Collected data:
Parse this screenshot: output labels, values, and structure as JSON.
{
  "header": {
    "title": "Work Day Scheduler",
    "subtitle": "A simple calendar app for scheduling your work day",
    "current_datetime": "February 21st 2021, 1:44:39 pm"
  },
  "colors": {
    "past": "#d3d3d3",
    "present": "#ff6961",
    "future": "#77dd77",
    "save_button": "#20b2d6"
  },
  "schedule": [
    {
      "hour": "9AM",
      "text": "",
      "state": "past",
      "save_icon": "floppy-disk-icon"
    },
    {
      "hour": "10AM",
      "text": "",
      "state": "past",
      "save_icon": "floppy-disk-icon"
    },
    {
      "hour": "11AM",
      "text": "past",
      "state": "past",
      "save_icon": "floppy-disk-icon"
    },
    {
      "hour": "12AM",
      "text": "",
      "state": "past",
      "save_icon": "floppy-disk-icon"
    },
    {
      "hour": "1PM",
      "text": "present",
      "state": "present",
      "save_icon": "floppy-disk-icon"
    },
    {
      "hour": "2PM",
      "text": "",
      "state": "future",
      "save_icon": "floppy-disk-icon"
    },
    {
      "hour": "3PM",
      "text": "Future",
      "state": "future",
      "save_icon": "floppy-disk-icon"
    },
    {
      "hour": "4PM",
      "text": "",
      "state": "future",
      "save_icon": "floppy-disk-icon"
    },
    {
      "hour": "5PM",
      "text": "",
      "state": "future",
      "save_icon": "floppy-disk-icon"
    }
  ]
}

#### [REQUEST]
Reproduce the material in full, with no word added or dropped.

#### [ANSWER TO THIS EXERCISE]
Parse this screenshot: output labels, values, and structure as JSON.
{
  "header": {
    "title": "Work Day Scheduler",
    "subtitle": "A simple calendar app for scheduling your work day",
    "current_datetime": "February 21st 2021, 1:44:39 pm"
  },
  "colors": {
    "past": "#d3d3d3",
    "present": "#ff6961",
    "future": "#77dd77",
    "save_button": "#20b2d6"
  },
  "schedule": [
    {
      "hour": "9AM",
      "text": "",
      "state": "past",
      "save_icon": "floppy-disk-icon"
    },
    {
      "hour": "10AM",
      "text": "",
      "state": "past",
      "save_icon": "floppy-disk-icon"
    },
    {
      "hour": "11AM",
      "text": "past",
      "state": "past",
      "save_icon": "floppy-disk-icon"
    },
    {
      "hour": "12AM",
      "text": "",
      "state": "past",
      "save_icon": "floppy-disk-icon"
    },
    {
      "hour": "1PM",
      "text": "present",
      "state": "present",
      "save_icon": "floppy-disk-icon"
    },
    {
      "hour": "2PM",
      "text": "",
      "state": "future",
      "save_icon": "floppy-disk-icon"
    },
    {
      "hour": "3PM",
      "text": "Future",
      "state": "future",
      "save_icon": "floppy-disk-icon"
    },
    {
      "hour": "4PM",
      "text": "",
      "state": "future",
      "save_icon": "floppy-disk-icon"
    },
    {
      "hour": "5PM",
      "text": "",
      "state": "future",
      "save_icon": "floppy-disk-icon"
    }
  ]
}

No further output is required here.